▸ **TASK GOAL**
Lines from the one containing "Give me the" through the last line of the data are to be repeated word for word, both ends included.

▸ **SUPPLIED RECORDS**

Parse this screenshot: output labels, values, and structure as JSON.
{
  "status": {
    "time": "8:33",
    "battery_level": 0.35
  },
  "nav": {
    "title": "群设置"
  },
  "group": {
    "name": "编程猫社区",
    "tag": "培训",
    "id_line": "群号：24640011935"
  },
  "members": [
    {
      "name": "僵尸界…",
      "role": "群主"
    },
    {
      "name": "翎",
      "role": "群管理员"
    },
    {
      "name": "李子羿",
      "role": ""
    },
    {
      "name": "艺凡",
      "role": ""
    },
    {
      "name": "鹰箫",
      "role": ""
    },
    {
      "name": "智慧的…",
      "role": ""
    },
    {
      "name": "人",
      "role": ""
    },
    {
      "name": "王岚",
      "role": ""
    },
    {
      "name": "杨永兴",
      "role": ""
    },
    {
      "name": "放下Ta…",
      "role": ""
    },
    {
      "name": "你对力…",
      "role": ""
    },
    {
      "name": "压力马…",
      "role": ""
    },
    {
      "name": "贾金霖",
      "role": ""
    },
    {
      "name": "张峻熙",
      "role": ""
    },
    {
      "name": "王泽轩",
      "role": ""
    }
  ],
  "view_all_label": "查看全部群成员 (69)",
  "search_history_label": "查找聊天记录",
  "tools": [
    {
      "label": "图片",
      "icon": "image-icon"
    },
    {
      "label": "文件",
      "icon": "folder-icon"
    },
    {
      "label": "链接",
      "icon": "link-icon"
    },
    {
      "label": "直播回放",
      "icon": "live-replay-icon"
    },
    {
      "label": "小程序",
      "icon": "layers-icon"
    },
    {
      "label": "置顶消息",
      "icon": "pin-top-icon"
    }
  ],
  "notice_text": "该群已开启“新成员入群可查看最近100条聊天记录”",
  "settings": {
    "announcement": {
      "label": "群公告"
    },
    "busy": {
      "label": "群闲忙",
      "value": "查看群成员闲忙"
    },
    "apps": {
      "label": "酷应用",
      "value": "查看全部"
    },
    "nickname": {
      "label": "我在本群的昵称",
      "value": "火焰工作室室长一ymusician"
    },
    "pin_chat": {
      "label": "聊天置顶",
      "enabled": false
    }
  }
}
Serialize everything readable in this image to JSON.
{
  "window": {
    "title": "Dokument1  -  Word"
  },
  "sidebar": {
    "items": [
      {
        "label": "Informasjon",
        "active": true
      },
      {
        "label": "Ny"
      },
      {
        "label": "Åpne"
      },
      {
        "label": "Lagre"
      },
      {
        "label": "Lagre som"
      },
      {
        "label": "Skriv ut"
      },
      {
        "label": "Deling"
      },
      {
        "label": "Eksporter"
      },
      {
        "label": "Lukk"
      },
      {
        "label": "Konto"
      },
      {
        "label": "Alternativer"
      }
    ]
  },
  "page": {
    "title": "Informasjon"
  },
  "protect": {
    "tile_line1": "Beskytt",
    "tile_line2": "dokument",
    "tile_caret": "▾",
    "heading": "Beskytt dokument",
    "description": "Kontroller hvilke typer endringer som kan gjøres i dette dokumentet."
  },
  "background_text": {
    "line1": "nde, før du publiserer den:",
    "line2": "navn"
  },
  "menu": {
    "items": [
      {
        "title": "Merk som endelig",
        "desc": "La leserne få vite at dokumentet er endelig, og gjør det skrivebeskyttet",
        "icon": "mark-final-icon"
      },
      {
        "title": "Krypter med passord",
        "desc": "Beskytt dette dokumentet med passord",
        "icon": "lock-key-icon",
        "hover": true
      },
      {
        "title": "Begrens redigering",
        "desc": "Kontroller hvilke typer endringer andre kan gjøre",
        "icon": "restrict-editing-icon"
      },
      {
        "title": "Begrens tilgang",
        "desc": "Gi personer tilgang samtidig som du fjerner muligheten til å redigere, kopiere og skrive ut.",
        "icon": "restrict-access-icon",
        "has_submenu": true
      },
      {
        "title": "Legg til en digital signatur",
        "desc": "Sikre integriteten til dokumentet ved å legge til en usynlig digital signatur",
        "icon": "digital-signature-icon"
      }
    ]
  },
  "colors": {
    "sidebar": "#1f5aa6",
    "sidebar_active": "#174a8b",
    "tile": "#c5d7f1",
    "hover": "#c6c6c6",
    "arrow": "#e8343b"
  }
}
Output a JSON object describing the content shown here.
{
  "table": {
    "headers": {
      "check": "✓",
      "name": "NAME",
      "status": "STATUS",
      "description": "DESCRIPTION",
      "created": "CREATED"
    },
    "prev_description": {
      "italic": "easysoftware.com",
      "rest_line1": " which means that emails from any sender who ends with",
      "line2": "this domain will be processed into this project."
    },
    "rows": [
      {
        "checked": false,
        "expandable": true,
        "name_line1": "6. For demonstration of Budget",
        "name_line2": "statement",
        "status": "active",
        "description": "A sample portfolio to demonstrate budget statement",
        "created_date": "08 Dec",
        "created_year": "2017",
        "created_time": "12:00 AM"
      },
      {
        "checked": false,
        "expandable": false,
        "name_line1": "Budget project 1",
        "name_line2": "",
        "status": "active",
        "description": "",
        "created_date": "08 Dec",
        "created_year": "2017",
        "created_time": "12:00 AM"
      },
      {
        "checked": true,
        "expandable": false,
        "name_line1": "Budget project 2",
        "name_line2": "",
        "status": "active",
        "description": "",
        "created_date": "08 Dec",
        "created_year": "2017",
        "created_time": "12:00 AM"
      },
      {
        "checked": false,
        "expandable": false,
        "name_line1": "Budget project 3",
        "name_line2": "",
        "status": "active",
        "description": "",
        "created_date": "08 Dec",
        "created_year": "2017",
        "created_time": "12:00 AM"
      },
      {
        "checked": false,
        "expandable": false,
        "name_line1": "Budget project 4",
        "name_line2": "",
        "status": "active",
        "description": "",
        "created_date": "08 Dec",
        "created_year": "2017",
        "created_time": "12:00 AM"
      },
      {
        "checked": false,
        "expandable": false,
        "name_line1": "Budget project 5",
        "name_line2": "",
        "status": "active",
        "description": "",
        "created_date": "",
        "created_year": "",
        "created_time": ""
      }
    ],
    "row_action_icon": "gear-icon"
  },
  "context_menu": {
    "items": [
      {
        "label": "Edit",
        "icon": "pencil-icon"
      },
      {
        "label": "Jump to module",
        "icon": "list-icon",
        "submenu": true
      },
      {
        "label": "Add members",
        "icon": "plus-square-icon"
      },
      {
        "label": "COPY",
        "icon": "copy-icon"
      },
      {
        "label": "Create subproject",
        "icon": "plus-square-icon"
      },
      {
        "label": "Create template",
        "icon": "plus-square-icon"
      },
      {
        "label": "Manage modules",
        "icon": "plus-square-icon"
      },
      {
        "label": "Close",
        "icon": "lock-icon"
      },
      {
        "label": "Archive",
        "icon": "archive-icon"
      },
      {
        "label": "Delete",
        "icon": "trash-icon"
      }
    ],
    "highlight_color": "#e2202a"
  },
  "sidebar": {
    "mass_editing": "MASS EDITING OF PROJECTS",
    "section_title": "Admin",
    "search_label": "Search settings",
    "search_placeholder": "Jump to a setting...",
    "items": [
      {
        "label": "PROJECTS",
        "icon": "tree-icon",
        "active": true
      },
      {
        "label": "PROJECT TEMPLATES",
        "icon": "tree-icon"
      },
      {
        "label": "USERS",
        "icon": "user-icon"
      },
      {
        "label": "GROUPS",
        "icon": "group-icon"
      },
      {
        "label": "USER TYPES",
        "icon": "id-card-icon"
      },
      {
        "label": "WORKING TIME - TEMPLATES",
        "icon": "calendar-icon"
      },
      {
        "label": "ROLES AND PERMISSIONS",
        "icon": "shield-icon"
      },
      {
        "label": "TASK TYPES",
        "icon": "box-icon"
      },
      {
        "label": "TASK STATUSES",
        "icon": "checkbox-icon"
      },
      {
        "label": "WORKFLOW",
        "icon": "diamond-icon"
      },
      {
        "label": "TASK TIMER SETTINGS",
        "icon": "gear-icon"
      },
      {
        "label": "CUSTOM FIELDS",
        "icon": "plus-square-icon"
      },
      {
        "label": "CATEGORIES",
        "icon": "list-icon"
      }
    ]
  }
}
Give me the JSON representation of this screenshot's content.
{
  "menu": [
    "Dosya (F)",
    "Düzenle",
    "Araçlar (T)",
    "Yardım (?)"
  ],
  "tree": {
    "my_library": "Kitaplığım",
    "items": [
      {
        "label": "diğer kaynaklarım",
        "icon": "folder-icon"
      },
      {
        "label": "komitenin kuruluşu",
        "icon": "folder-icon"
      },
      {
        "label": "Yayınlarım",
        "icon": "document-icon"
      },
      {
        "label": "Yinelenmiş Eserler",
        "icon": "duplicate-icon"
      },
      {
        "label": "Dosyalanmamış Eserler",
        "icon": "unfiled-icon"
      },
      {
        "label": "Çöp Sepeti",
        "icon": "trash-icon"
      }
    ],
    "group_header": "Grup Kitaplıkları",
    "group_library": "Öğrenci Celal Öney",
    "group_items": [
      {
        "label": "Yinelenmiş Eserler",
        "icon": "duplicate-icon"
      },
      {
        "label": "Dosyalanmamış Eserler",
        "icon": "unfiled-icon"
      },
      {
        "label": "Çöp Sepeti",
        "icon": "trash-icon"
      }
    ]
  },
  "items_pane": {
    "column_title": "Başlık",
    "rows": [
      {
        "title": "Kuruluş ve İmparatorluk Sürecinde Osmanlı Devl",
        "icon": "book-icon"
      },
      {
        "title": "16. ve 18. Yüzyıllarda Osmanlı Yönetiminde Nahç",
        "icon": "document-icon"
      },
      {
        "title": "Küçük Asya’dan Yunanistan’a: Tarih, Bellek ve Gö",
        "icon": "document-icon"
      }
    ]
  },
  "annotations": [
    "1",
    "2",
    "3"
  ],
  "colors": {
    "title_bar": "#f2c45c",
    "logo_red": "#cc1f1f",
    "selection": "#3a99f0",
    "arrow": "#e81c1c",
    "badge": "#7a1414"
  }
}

▸ **SOLUTION TO THIS EXERCISE**
Give me the JSON representation of this screenshot's content.
{
  "menu": [
    "Dosya (F)",
    "Düzenle",
    "Araçlar (T)",
    "Yardım (?)"
  ],
  "tree": {
    "my_library": "Kitaplığım",
    "items": [
      {
        "label": "diğer kaynaklarım",
        "icon": "folder-icon"
      },
      {
        "label": "komitenin kuruluşu",
        "icon": "folder-icon"
      },
      {
        "label": "Yayınlarım",
        "icon": "document-icon"
      },
      {
        "label": "Yinelenmiş Eserler",
        "icon": "duplicate-icon"
      },
      {
        "label": "Dosyalanmamış Eserler",
        "icon": "unfiled-icon"
      },
      {
        "label": "Çöp Sepeti",
        "icon": "trash-icon"
      }
    ],
    "group_header": "Grup Kitaplıkları",
    "group_library": "Öğrenci Celal Öney",
    "group_items": [
      {
        "label": "Yinelenmiş Eserler",
        "icon": "duplicate-icon"
      },
      {
        "label": "Dosyalanmamış Eserler",
        "icon": "unfiled-icon"
      },
      {
        "label": "Çöp Sepeti",
        "icon": "trash-icon"
      }
    ]
  },
  "items_pane": {
    "column_title": "Başlık",
    "rows": [
      {
        "title": "Kuruluş ve İmparatorluk Sürecinde Osmanlı Devl",
        "icon": "book-icon"
      },
      {
        "title": "16. ve 18. Yüzyıllarda Osmanlı Yönetiminde Nahç",
        "icon": "document-icon"
      },
      {
        "title": "Küçük Asya’dan Yunanistan’a: Tarih, Bellek ve Gö",
        "icon": "document-icon"
      }
    ]
  },
  "annotations": [
    "1",
    "2",
    "3"
  ],
  "colors": {
    "title_bar": "#f2c45c",
    "logo_red": "#cc1f1f",
    "selection": "#3a99f0",
    "arrow": "#e81c1c",
    "badge": "#7a1414"
  }
}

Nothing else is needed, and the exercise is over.